» **Provided data**:
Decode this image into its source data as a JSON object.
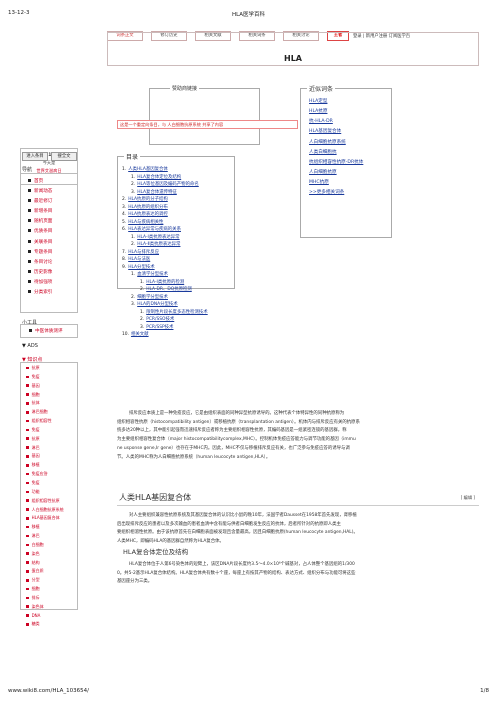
{
  "print_header": {
    "date": "13-12-3",
    "title": "HLA医学百科"
  },
  "print_footer": {
    "url": "www.wiki8.com/HLA_103654/",
    "page": "1/8"
  },
  "tabs": [
    "词条正文",
    "修订历史",
    "相关文献",
    "相关词条",
    "相关讨论",
    "王者"
  ],
  "top_right": "登录 | 新用户注册  订阅医学百",
  "article_title": "HLA",
  "left": {
    "date": "2013年12月3日",
    "weekday": "今天是",
    "site": "世界艾滋病日",
    "search_label": "搜索",
    "enter_btn": "进入条目",
    "search_btn": "搜全文",
    "nav_label": "导航",
    "nav_items": [
      "首页",
      "新闻动态",
      "最近修订",
      "新增条目",
      "随机页面",
      "优质条目",
      "关联条目",
      "专题条目",
      "条目讨论",
      "历史影像",
      "待加强项",
      "分类索引"
    ],
    "tools_label": "小工具",
    "tool_item": "中医体质测评",
    "ads_label": "▼ ADS",
    "know_label": "▼ 知识点",
    "know_items": [
      "抗原",
      "免疫",
      "基因",
      "细胞",
      "抗体",
      "淋巴细胞",
      "组织相容性",
      "免疫",
      "抗原",
      "淋巴",
      "基因",
      "移植",
      "免疫应答",
      "免疫",
      "功能",
      "组织相容性抗原",
      "人白细胞抗原系统",
      "HLA基因复合体",
      "移植",
      "淋巴",
      "白细胞",
      "染色",
      "结构",
      "蛋白质",
      "分型",
      "细胞",
      "排斥",
      "染色体",
      "DNA",
      "糖类"
    ]
  },
  "sponsor_label": "赞助商链接",
  "red_bar": "这是一个重定向条目，与 人白细胞抗原系统 共享了内容",
  "near_label": "近似词条",
  "near_items": [
    "HLA定型",
    "HLA抗原",
    "抗-HLA-DR",
    "HLA基因复合体",
    "人白细胞抗原系统",
    "人类白细胞抗",
    "抗组织相容性抗原-DR抗体",
    "人白细胞抗原",
    "MHC抗原",
    ">>更多相关词条"
  ],
  "toc_label": "目录",
  "toc": [
    {
      "n": "1.",
      "t": "人类HLA基因复合体",
      "indent": 0
    },
    {
      "n": "1.",
      "t": "HLA复合体定位及结构",
      "indent": 1
    },
    {
      "n": "2.",
      "t": "HLA等位基因及编码产物的命名",
      "indent": 1
    },
    {
      "n": "3.",
      "t": "HLA复合体遗传特征",
      "indent": 1
    },
    {
      "n": "2.",
      "t": "HLA抗原的分子结构",
      "indent": 0
    },
    {
      "n": "3.",
      "t": "HLA抗原的组织分布",
      "indent": 0
    },
    {
      "n": "4.",
      "t": "HLA抗原表达的调控",
      "indent": 0
    },
    {
      "n": "5.",
      "t": "HLA与疾病相关性",
      "indent": 0
    },
    {
      "n": "6.",
      "t": "HLA表达异常与疾病的关系",
      "indent": 0
    },
    {
      "n": "1.",
      "t": "HLA-Ⅰ类抗原表达异常",
      "indent": 1
    },
    {
      "n": "2.",
      "t": "HLA-Ⅱ类抗原表达异常",
      "indent": 1
    },
    {
      "n": "7.",
      "t": "HLA与排斥反应",
      "indent": 0
    },
    {
      "n": "8.",
      "t": "HLA与法医",
      "indent": 0
    },
    {
      "n": "9.",
      "t": "HLA分型技术",
      "indent": 0
    },
    {
      "n": "1.",
      "t": "血清学分型技术",
      "indent": 1
    },
    {
      "n": "1.",
      "t": "HLA-Ⅰ类抗原的检测",
      "indent": 2
    },
    {
      "n": "2.",
      "t": "HLA-DR、DQ抗原检测",
      "indent": 2
    },
    {
      "n": "2.",
      "t": "细胞学分型技术",
      "indent": 1
    },
    {
      "n": "3.",
      "t": "HLA的DNA分型技术",
      "indent": 1
    },
    {
      "n": "1.",
      "t": "限制性片段长度多态性检测技术",
      "indent": 2
    },
    {
      "n": "2.",
      "t": "PCR/SSO技术",
      "indent": 2
    },
    {
      "n": "3.",
      "t": "PCR/SSP技术",
      "indent": 2
    },
    {
      "n": "10.",
      "t": "相关文献",
      "indent": 0
    }
  ],
  "intro_lines": [
    "排斥反应本质上是一种免疫反应，它是由组织表面的同种异型抗原诱导的。这种代表个体特异性的同种抗原称为",
    "组织相容性抗原（histocompatibility antigen）或移植抗原（transplantation antigen）。机体内与排斥反应有关的抗原系",
    "统多达20种以上，其中能引起强而迅速排斥反应者称为主要组织相容性抗原，其编码基因是一组紧密连锁的基因群，称",
    "为主要组织相容性复合体（major histocompatibilitycomplex,MHC）。控制机体免疫应答能力与调节功能的基因（immu",
    "ne usponse gene,Ir gene）也存在于MHC内。因此，MHC不仅与移植排斥反应有关，也广泛参与免疫应答的诱导与调",
    "节。人类的MHC称为人白细胞抗原系统（human leucocyte antigen,HLA）。"
  ],
  "section": {
    "title": "人类HLA基因复合体",
    "edit": "[ 编辑 ]"
  },
  "section_lines": [
    "对人主要组织兼容性抗原系统及其基因复合体的认识比小鼠的晚10年，法国学者Dausset在1958年首先发现，肾移植",
    "后出现排斥反应的患者以及多次输血的患者血清中含有能与供者白细胞发生反应的抗体，后者所针对的抗原即人类主",
    "要组织相溶性抗原。由于该抗原首先在白细胞表面被发现且含量最高，因且白细胞抗原(human leucocyte antigen,HAL)。",
    "人类MHC，即编码HLA的基因群自然称为HLA复合体。"
  ],
  "sub": {
    "title": "HLA复合体定位及结构"
  },
  "sub_lines": [
    "HLA复合体位于人第6号染色体的短臂上，该区DNA片段长度约3.5～4.0×10⁶个碱基对，占人体整个基因组的1/300",
    "0。共5-2基示HLA复合体结构。HLA复合体共有数十个座，每座上有按其产物的结构、表达方式、组织分布与功能可将这些",
    "基因座分为三类。"
  ]
}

» **Written task**: The material above must be printed exactly, with its pictures left out.

» **In response**:
Decode this image into its source data as a JSON object.
{
  "print_header": {
    "date": "13-12-3",
    "title": "HLA医学百科"
  },
  "print_footer": {
    "url": "www.wiki8.com/HLA_103654/",
    "page": "1/8"
  },
  "tabs": [
    "词条正文",
    "修订历史",
    "相关文献",
    "相关词条",
    "相关讨论",
    "王者"
  ],
  "top_right": "登录 | 新用户注册  订阅医学百",
  "article_title": "HLA",
  "left": {
    "date": "2013年12月3日",
    "weekday": "今天是",
    "site": "世界艾滋病日",
    "search_label": "搜索",
    "enter_btn": "进入条目",
    "search_btn": "搜全文",
    "nav_label": "导航",
    "nav_items": [
      "首页",
      "新闻动态",
      "最近修订",
      "新增条目",
      "随机页面",
      "优质条目",
      "关联条目",
      "专题条目",
      "条目讨论",
      "历史影像",
      "待加强项",
      "分类索引"
    ],
    "tools_label": "小工具",
    "tool_item": "中医体质测评",
    "ads_label": "▼ ADS",
    "know_label": "▼ 知识点",
    "know_items": [
      "抗原",
      "免疫",
      "基因",
      "细胞",
      "抗体",
      "淋巴细胞",
      "组织相容性",
      "免疫",
      "抗原",
      "淋巴",
      "基因",
      "移植",
      "免疫应答",
      "免疫",
      "功能",
      "组织相容性抗原",
      "人白细胞抗原系统",
      "HLA基因复合体",
      "移植",
      "淋巴",
      "白细胞",
      "染色",
      "结构",
      "蛋白质",
      "分型",
      "细胞",
      "排斥",
      "染色体",
      "DNA",
      "糖类"
    ]
  },
  "sponsor_label": "赞助商链接",
  "red_bar": "这是一个重定向条目，与 人白细胞抗原系统 共享了内容",
  "near_label": "近似词条",
  "near_items": [
    "HLA定型",
    "HLA抗原",
    "抗-HLA-DR",
    "HLA基因复合体",
    "人白细胞抗原系统",
    "人类白细胞抗",
    "抗组织相容性抗原-DR抗体",
    "人白细胞抗原",
    "MHC抗原",
    ">>更多相关词条"
  ],
  "toc_label": "目录",
  "toc": [
    {
      "n": "1.",
      "t": "人类HLA基因复合体",
      "indent": 0
    },
    {
      "n": "1.",
      "t": "HLA复合体定位及结构",
      "indent": 1
    },
    {
      "n": "2.",
      "t": "HLA等位基因及编码产物的命名",
      "indent": 1
    },
    {
      "n": "3.",
      "t": "HLA复合体遗传特征",
      "indent": 1
    },
    {
      "n": "2.",
      "t": "HLA抗原的分子结构",
      "indent": 0
    },
    {
      "n": "3.",
      "t": "HLA抗原的组织分布",
      "indent": 0
    },
    {
      "n": "4.",
      "t": "HLA抗原表达的调控",
      "indent": 0
    },
    {
      "n": "5.",
      "t": "HLA与疾病相关性",
      "indent": 0
    },
    {
      "n": "6.",
      "t": "HLA表达异常与疾病的关系",
      "indent": 0
    },
    {
      "n": "1.",
      "t": "HLA-Ⅰ类抗原表达异常",
      "indent": 1
    },
    {
      "n": "2.",
      "t": "HLA-Ⅱ类抗原表达异常",
      "indent": 1
    },
    {
      "n": "7.",
      "t": "HLA与排斥反应",
      "indent": 0
    },
    {
      "n": "8.",
      "t": "HLA与法医",
      "indent": 0
    },
    {
      "n": "9.",
      "t": "HLA分型技术",
      "indent": 0
    },
    {
      "n": "1.",
      "t": "血清学分型技术",
      "indent": 1
    },
    {
      "n": "1.",
      "t": "HLA-Ⅰ类抗原的检测",
      "indent": 2
    },
    {
      "n": "2.",
      "t": "HLA-DR、DQ抗原检测",
      "indent": 2
    },
    {
      "n": "2.",
      "t": "细胞学分型技术",
      "indent": 1
    },
    {
      "n": "3.",
      "t": "HLA的DNA分型技术",
      "indent": 1
    },
    {
      "n": "1.",
      "t": "限制性片段长度多态性检测技术",
      "indent": 2
    },
    {
      "n": "2.",
      "t": "PCR/SSO技术",
      "indent": 2
    },
    {
      "n": "3.",
      "t": "PCR/SSP技术",
      "indent": 2
    },
    {
      "n": "10.",
      "t": "相关文献",
      "indent": 0
    }
  ],
  "intro_lines": [
    "排斥反应本质上是一种免疫反应，它是由组织表面的同种异型抗原诱导的。这种代表个体特异性的同种抗原称为",
    "组织相容性抗原（histocompatibility antigen）或移植抗原（transplantation antigen）。机体内与排斥反应有关的抗原系",
    "统多达20种以上，其中能引起强而迅速排斥反应者称为主要组织相容性抗原，其编码基因是一组紧密连锁的基因群，称",
    "为主要组织相容性复合体（major histocompatibilitycomplex,MHC）。控制机体免疫应答能力与调节功能的基因（immu",
    "ne usponse gene,Ir gene）也存在于MHC内。因此，MHC不仅与移植排斥反应有关，也广泛参与免疫应答的诱导与调",
    "节。人类的MHC称为人白细胞抗原系统（human leucocyte antigen,HLA）。"
  ],
  "section": {
    "title": "人类HLA基因复合体",
    "edit": "[ 编辑 ]"
  },
  "section_lines": [
    "对人主要组织兼容性抗原系统及其基因复合体的认识比小鼠的晚10年，法国学者Dausset在1958年首先发现，肾移植",
    "后出现排斥反应的患者以及多次输血的患者血清中含有能与供者白细胞发生反应的抗体，后者所针对的抗原即人类主",
    "要组织相溶性抗原。由于该抗原首先在白细胞表面被发现且含量最高，因且白细胞抗原(human leucocyte antigen,HAL)。",
    "人类MHC，即编码HLA的基因群自然称为HLA复合体。"
  ],
  "sub": {
    "title": "HLA复合体定位及结构"
  },
  "sub_lines": [
    "HLA复合体位于人第6号染色体的短臂上，该区DNA片段长度约3.5～4.0×10⁶个碱基对，占人体整个基因组的1/300",
    "0。共5-2基示HLA复合体结构。HLA复合体共有数十个座，每座上有按其产物的结构、表达方式、组织分布与功能可将这些",
    "基因座分为三类。"
  ]
}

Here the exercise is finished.